Brano da leggere —
☆ ☆ ☆ ☆

L’amore difficile, di Rocco D’Ambrosio

Il Vangelo odierno: Quando Giuda fu uscito [dal cenacolo], Gesù disse: «Ora il Figlio dell’uomo è stato glorificato, e Dio è stato glorificato in lui. Se Dio è stato glorificato in lui, anche Dio lo glorificherà da parte sua e lo glorificherà subito. 

Figlioli, ancora per poco sono con voi. Vi do un comandamento nuovo: che vi amiate gli uni gli altri. Come io ho amato voi, così amatevi anche voi gli uni gli altri. 

Da questo tutti sapranno che siete miei discepoli: se avete amore gli uni per gli altri (Gv 13, 31-35 – V di Pasqua/C).

La guerra in Ucraina, lo sterminio degli abitanti di Gaza e i conflitti in altre parti del mondo, per quanto lontano possano essere sono un invito a riflettere su come noi amiamo gli ultimi, i poveri e i gesti che poniamo per essi, in tanti modi e occasioni. Eppure non tutti i cattolici la pensano alla stessa maniera: ci sono cattolici chiusi agli altri, poco disponibili, col cuore e col portafoglio, ad andare incontro a chi ha bisogno, per la guerra o per altre disgrazie. Non intendo dire che  tutti gli altri – da me per primo – sono capaci di amare come Gesù comanda. Tutti siamo mancanti in termini di amore: lo spartiacque è tra chi si sforza di amare, tra tanti limiti e mancanze e chi pensa che l’amare gli altri non sia fondamentale e decisivo per essere cristiani. Pensiamo al razzismo, al rifiuto dei migranti, delle persone LGBT, dei poveri e degli ultimi, atteggiamenti presenti in politici credenti come in semplici parrocchiani, preti e vescovi.

☆ ☆ ☆ ☆

Materiale fornito —
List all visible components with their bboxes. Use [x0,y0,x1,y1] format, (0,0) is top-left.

☆ ☆ ☆ ☆

Obiettivo del compito — Riporta per intero il brano sull'amore verso gli altri, parola per parola e senza alcuna modifica.

Risposta all'esercizio —
L’amore difficile, di Rocco D’Ambrosio

Il Vangelo odierno: Quando Giuda fu uscito [dal cenacolo], Gesù disse: «Ora il Figlio dell’uomo è stato glorificato, e Dio è stato glorificato in lui. Se Dio è stato glorificato in lui, anche Dio lo glorificherà da parte sua e lo glorificherà subito. 

Figlioli, ancora per poco sono con voi. Vi do un comandamento nuovo: che vi amiate gli uni gli altri. Come io ho amato voi, così amatevi anche voi gli uni gli altri. 

Da questo tutti sapranno che siete miei discepoli: se avete amore gli uni per gli altri (Gv 13, 31-35 – V di Pasqua/C).

La guerra in Ucraina, lo sterminio degli abitanti di Gaza e i conflitti in altre parti del mondo, per quanto lontano possano essere sono un invito a riflettere su come noi amiamo gli ultimi, i poveri e i gesti che poniamo per essi, in tanti modi e occasioni. Eppure non tutti i cattolici la pensano alla stessa maniera: ci sono cattolici chiusi agli altri, poco disponibili, col cuore e col portafoglio, ad andare incontro a chi ha bisogno, per la guerra o per altre disgrazie. Non intendo dire che  tutti gli altri – da me per primo – sono capaci di amare come Gesù comanda. Tutti siamo mancanti in termini di amore: lo spartiacque è tra chi si sforza di amare, tra tanti limiti e mancanze e chi pensa che l’amare gli altri non sia fondamentale e decisivo per essere cristiani. Pensiamo al razzismo, al rifiuto dei migranti, delle persone LGBT, dei poveri e degli ultimi, atteggiamenti presenti in politici credenti come in semplici parrocchiani, preti e vescovi.